데이터 행:
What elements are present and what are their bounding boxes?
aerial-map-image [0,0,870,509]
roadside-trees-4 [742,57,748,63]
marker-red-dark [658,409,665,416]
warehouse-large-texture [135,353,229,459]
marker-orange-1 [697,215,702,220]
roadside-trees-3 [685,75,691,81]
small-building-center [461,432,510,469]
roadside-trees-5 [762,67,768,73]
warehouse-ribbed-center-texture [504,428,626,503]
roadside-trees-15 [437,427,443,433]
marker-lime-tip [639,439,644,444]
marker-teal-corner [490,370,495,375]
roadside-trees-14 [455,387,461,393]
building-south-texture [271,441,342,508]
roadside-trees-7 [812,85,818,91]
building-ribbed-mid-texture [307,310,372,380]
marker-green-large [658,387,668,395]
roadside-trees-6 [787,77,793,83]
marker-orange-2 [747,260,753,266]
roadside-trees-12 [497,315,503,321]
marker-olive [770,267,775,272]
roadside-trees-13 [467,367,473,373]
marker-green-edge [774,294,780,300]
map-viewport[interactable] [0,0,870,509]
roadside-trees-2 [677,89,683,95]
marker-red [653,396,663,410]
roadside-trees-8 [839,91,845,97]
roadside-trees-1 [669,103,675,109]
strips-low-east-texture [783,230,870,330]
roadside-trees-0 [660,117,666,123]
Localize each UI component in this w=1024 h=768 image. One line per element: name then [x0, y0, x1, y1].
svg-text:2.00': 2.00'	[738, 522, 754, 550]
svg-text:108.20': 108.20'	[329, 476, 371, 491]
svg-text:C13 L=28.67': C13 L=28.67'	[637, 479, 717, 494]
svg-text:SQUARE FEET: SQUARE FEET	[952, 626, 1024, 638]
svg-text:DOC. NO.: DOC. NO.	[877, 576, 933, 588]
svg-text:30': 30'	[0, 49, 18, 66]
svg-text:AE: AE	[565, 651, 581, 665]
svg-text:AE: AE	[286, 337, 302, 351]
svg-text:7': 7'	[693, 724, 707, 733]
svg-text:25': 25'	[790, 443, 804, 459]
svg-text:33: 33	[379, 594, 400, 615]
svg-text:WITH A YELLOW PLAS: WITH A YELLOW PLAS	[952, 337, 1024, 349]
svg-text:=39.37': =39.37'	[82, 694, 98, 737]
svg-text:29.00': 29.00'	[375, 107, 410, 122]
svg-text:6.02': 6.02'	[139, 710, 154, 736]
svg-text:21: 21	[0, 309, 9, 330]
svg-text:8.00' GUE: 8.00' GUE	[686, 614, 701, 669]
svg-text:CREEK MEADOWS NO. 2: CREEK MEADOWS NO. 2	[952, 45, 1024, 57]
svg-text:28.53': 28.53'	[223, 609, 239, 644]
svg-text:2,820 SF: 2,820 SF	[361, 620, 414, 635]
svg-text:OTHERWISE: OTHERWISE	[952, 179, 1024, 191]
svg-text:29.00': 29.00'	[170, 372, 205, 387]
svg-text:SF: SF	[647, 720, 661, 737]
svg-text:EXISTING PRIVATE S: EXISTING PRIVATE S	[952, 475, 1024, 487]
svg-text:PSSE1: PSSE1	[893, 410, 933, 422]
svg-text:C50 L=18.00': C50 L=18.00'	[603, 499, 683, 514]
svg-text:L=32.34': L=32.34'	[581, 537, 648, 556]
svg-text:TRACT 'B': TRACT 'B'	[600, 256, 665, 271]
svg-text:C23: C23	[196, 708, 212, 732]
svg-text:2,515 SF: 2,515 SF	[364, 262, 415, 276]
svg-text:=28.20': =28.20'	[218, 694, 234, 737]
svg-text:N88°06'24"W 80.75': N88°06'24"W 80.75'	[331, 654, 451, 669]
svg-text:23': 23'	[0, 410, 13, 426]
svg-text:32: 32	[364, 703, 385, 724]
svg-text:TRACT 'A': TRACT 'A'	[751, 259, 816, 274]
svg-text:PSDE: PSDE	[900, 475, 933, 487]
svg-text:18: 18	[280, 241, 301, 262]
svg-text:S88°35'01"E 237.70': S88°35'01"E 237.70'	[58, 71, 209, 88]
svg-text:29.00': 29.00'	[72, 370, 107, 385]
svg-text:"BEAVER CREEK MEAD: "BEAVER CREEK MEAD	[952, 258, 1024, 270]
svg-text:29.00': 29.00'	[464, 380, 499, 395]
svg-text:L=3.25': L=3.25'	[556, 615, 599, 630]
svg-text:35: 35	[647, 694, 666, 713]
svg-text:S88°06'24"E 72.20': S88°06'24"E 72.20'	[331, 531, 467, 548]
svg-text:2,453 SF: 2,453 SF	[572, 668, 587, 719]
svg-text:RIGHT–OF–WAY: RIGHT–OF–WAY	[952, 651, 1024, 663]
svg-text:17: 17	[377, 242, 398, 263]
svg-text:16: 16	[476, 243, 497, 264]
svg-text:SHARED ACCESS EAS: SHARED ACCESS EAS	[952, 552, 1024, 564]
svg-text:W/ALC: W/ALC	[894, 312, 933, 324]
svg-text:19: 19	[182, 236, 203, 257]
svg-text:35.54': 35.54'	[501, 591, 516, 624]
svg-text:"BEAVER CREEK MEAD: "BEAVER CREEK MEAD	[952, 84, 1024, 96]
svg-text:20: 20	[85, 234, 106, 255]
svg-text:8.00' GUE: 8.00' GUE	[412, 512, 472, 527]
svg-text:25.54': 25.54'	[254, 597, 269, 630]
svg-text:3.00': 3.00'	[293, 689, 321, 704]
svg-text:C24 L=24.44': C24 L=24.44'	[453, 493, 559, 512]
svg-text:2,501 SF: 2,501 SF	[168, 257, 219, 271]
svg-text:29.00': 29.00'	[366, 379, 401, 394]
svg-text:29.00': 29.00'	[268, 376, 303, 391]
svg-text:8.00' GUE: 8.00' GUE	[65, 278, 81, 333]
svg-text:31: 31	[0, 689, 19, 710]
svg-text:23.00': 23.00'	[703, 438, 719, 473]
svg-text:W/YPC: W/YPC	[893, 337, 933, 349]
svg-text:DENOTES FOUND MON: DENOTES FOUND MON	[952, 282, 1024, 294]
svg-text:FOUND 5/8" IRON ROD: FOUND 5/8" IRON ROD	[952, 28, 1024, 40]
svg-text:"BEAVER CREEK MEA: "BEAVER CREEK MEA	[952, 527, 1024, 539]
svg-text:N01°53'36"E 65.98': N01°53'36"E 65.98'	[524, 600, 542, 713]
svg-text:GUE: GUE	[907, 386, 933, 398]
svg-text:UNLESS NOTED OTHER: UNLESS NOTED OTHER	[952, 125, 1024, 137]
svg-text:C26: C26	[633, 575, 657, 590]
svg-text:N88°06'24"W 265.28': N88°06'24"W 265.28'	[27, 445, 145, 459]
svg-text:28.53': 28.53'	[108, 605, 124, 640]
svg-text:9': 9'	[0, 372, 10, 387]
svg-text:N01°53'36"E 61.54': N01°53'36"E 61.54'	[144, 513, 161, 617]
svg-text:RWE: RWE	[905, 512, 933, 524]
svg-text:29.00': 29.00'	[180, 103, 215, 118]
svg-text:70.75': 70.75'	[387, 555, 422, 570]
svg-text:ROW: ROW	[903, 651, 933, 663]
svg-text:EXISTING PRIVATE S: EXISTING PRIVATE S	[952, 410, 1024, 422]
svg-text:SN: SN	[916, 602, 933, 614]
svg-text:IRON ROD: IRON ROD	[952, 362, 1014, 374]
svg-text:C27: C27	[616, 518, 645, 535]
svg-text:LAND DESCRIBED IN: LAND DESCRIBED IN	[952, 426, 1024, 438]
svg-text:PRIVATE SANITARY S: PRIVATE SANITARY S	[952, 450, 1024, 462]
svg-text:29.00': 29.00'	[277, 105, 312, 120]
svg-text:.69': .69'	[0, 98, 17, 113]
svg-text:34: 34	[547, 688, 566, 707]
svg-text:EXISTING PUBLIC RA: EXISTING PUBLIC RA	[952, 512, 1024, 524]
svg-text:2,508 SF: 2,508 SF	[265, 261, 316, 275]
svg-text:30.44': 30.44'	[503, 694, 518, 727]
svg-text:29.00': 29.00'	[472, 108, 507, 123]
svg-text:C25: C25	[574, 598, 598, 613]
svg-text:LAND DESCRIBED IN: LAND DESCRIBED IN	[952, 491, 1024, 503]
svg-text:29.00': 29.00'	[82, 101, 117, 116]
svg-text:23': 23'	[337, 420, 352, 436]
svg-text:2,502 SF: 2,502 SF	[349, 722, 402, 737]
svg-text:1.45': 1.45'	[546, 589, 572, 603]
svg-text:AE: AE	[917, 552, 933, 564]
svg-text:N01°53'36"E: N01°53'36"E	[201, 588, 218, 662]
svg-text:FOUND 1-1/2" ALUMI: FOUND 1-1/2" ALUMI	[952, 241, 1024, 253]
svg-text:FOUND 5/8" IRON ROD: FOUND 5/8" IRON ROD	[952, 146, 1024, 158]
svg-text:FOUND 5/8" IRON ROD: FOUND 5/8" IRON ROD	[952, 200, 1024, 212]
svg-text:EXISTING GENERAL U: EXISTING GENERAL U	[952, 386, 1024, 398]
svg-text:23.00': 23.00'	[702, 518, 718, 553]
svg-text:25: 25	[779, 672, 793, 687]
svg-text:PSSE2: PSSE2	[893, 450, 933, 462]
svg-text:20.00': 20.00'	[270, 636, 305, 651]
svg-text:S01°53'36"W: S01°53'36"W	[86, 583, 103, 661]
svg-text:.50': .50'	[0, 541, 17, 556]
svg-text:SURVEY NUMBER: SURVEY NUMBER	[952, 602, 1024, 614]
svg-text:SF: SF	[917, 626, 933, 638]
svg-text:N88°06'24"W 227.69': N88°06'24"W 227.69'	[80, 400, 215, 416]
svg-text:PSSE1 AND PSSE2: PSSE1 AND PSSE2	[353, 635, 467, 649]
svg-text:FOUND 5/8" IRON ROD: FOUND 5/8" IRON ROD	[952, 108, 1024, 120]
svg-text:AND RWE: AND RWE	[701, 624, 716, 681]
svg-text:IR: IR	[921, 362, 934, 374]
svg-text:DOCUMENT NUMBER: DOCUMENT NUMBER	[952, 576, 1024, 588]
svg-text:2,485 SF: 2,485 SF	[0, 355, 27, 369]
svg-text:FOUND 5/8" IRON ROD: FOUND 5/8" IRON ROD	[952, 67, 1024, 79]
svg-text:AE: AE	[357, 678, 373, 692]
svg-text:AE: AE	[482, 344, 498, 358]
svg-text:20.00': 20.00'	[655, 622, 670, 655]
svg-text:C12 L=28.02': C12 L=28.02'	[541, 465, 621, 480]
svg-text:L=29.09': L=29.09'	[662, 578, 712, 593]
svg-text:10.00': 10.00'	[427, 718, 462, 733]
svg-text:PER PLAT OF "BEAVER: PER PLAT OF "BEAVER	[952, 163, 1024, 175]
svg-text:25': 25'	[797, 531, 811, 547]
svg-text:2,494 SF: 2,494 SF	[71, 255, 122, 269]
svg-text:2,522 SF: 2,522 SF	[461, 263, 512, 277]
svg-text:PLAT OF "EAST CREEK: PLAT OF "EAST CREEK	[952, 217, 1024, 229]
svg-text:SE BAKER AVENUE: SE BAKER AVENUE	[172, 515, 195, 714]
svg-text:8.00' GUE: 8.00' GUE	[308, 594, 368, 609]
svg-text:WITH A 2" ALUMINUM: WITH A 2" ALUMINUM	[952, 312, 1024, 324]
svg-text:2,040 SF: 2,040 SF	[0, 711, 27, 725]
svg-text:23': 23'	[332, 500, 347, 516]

과제 목표: 위 목록의 첫 줄부터 "roadside-trees-5 [762,67,768,73]"가 들어 있는 줄까지, 양 끝 줄을 포함해 한 글자도 바꾸지 말고 그대로 반환하세요.

예상 답안:
What elements are present and what are their bounding boxes?
aerial-map-image [0,0,870,509]
roadside-trees-4 [742,57,748,63]
marker-red-dark [658,409,665,416]
warehouse-large-texture [135,353,229,459]
marker-orange-1 [697,215,702,220]
roadside-trees-3 [685,75,691,81]
small-building-center [461,432,510,469]
roadside-trees-5 [762,67,768,73]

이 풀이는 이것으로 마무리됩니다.